● TEXTE FOURNI:
***

Expérience personnelle: Fnac --> ***FUYEZ***

---------- Nouveau message ajouté à 14h50 ---------- Le message précédent a été envoyé à 14h38 ----------




vendeur.info.fnac a dit:


> Les gars si vous êtes pas content acheter ailleurs on ne s'en portera que mieux !!! Moi je préfère me soucier des clients qui ont de vrai besoins plutôt que perdre mon temps avec des gens qui critiques à tout va le travail des autres alors que autant vous foutez rien dans votre vie et vous travaillez même pas alors !! Prout ! lol



A te lire cher vendeur, c'est ce qui risque de t'arriver à la longue liste de clients arnaqués et insatisfaits.
Tu risques de te retrouver sans boulot , il est vrai que tu t'en portera mieux comme tu dis !:rateau:


----------



## Lucieaus (10 Février 2011)

Pour les livres, la FNAC, c'est bien.


----------



## Ekow (10 Février 2011)

Lucieaus a dit:


> Pour les livres, la FNAC, c'est bien.



Encore que là dessus, le SAV laisse à désirer ! :rateau:


----------



## Lucieaus (10 Février 2011)

Si tu souscris à l'offre échange à neuf en cas de page cornée, tu es tranquille.

Attention, les pages déchirées ne sont quant-à elles pas prises sous garanties.


----------



## DamienLT (10 Février 2011)

Pire encore, si tu as lu la fin du livre et qu'ils arrivent à le prouver (test adn, passage à la lumière noire...) alors ils te pendent par les pieds et te fouettent avec le livre


----------



## David_b (10 Février 2011)

dwydyer a dit:


> Expérience personnelle: Fnac --> ***FUYEZ***


Beau déterrage de topic
Bonne conclusion 



Sinon, le prix du livre étant le même partout, pourquoi aller dépenser de l'argent dans cet hypermarché pseudo culturel ? De loin, je préfère le café, les bavardages entre passionnés et les (hyper)bons conseils de mon libraire


----------



## DamienLT (10 Février 2011)

En lisant le début de l'article sur ton blog, j'ai cru lire _*... à Scylla: la librairie de SM à Paris. RDV convenu avec son patron, Xavier...*_ au lieu de SF, ce qui me paraissait bizare venant de toi 

Rhaa honte à moi !!

***

● DONNÉES ENREGISTRÉES:
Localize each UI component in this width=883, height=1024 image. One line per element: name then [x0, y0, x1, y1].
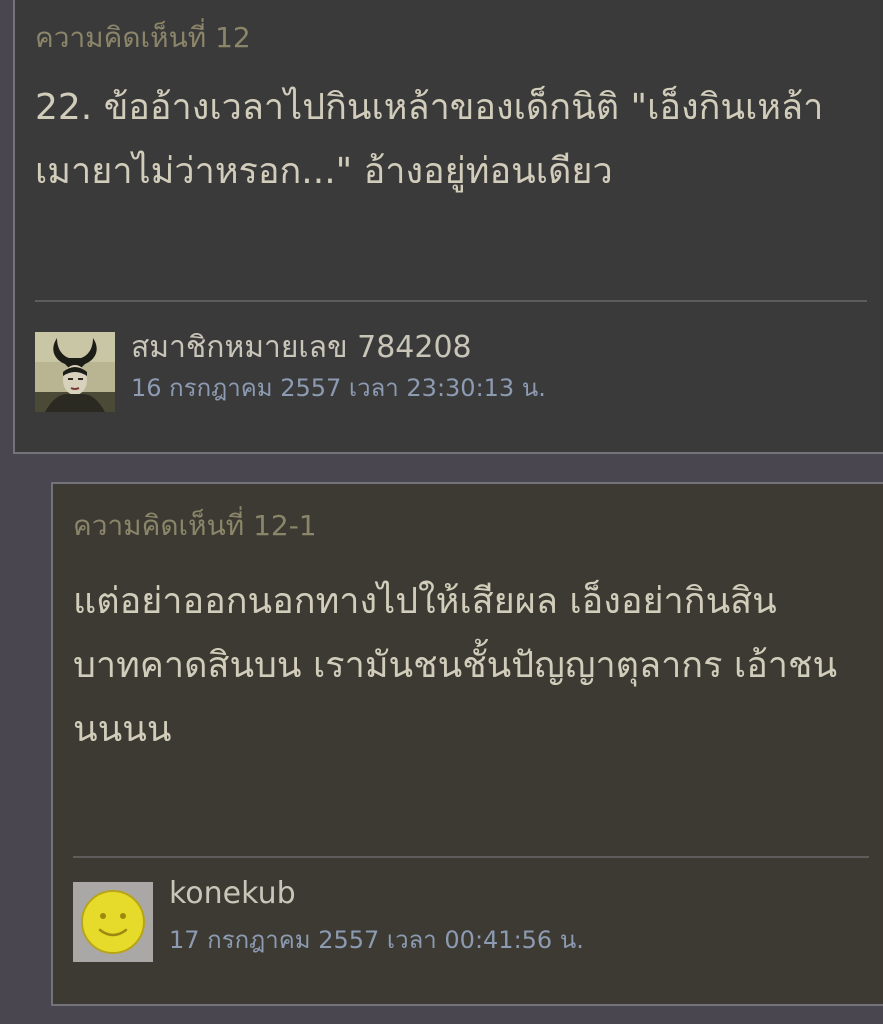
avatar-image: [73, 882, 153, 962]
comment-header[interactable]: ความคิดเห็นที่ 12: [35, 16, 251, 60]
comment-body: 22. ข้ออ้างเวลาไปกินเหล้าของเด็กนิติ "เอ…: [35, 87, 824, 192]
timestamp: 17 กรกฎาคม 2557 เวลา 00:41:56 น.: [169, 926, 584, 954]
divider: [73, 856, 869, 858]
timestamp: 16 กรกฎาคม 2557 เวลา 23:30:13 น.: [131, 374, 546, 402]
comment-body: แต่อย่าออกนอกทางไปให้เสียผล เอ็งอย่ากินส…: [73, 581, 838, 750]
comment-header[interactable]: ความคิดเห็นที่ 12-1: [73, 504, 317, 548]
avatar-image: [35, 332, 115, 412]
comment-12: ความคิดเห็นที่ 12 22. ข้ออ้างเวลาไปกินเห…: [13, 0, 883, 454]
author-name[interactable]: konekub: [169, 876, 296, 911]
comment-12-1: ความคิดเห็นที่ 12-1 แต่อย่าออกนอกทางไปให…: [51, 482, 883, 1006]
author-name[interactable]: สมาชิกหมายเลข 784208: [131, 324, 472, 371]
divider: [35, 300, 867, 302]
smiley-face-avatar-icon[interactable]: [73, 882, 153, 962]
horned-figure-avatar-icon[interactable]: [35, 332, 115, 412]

***

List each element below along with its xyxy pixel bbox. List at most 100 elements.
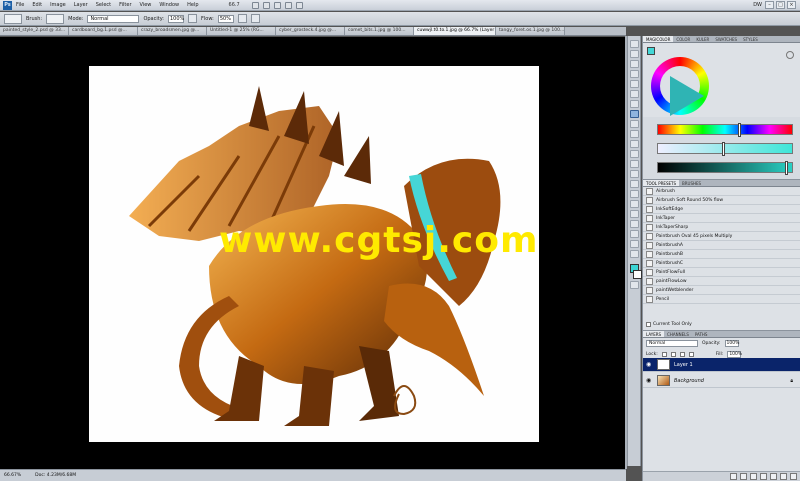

***

● CONSIGNES DE L'EXERCICE:
a - Dans le fil de discussion sur la Fnac, réécrivez plus brièvement le paragraphe qui commence par « Sinon, le prix du livre étant le même partout ».
b - Dans le fil de discussion sur la Fnac, selon Lucieaus, qu'est-ce qui n'est pas pris sous garantie ?
c - Prolongez le fil de discussion sur la Fnac en écrivant la suite après son dernier message.

● RÉSULTATS DANS L'ORDRE:
a - Le prix du livre est le même partout. Il est donc inutile de dépenser son argent dans cet hypermarché pseudo-culturel. Mieux vaut le café, les bavardages entre passionnés et les (hyper)bons conseils de son libraire.

b - Les pages déchirées.

c -
Sinon oui en effet, je préfère les petites structures comme les librairies, les disquaires de quartiers ou encore les petites drogueries. Je trouve que la plupart du temps les conseils sont réellement bons car généralement tenues pas des personnes compétentes qui utilisent/lisent/écoutent leurs produits.

Bref préférez les passionnez vous ne serez jamais ou très rarement déçu !


----------



## Lucieaus (10 Février 2011)

On ne va pas se fâcher avec nos amis de la FNAC, ils ont souvent de bonnes offres et réductions lorsqu'il faut acheter un ordinateur.

Ce qui est arrivé à notre camarade dwydyer est honteux, d'après le vendeur de la FNAC intervenu sur ce sujet, ils proposent quelque chose qui ne comprend même pas les services de base d'Apple, à savoir la prise en charge des problèmes connus par le fabriquant depuis des lustres.

On parle de la FNAC, mais certains Apple Store sont pas mal non plus dans le genre.


----------



## David_b (10 Février 2011)

ptimac a dit:


> En lisant le début de l'article sur ton blog, j'ai cru lire _*... à Scylla: la librairie de SM à Paris. RDV convenu avec son patron, Xavier...*_ au lieu de SF


Mouarf !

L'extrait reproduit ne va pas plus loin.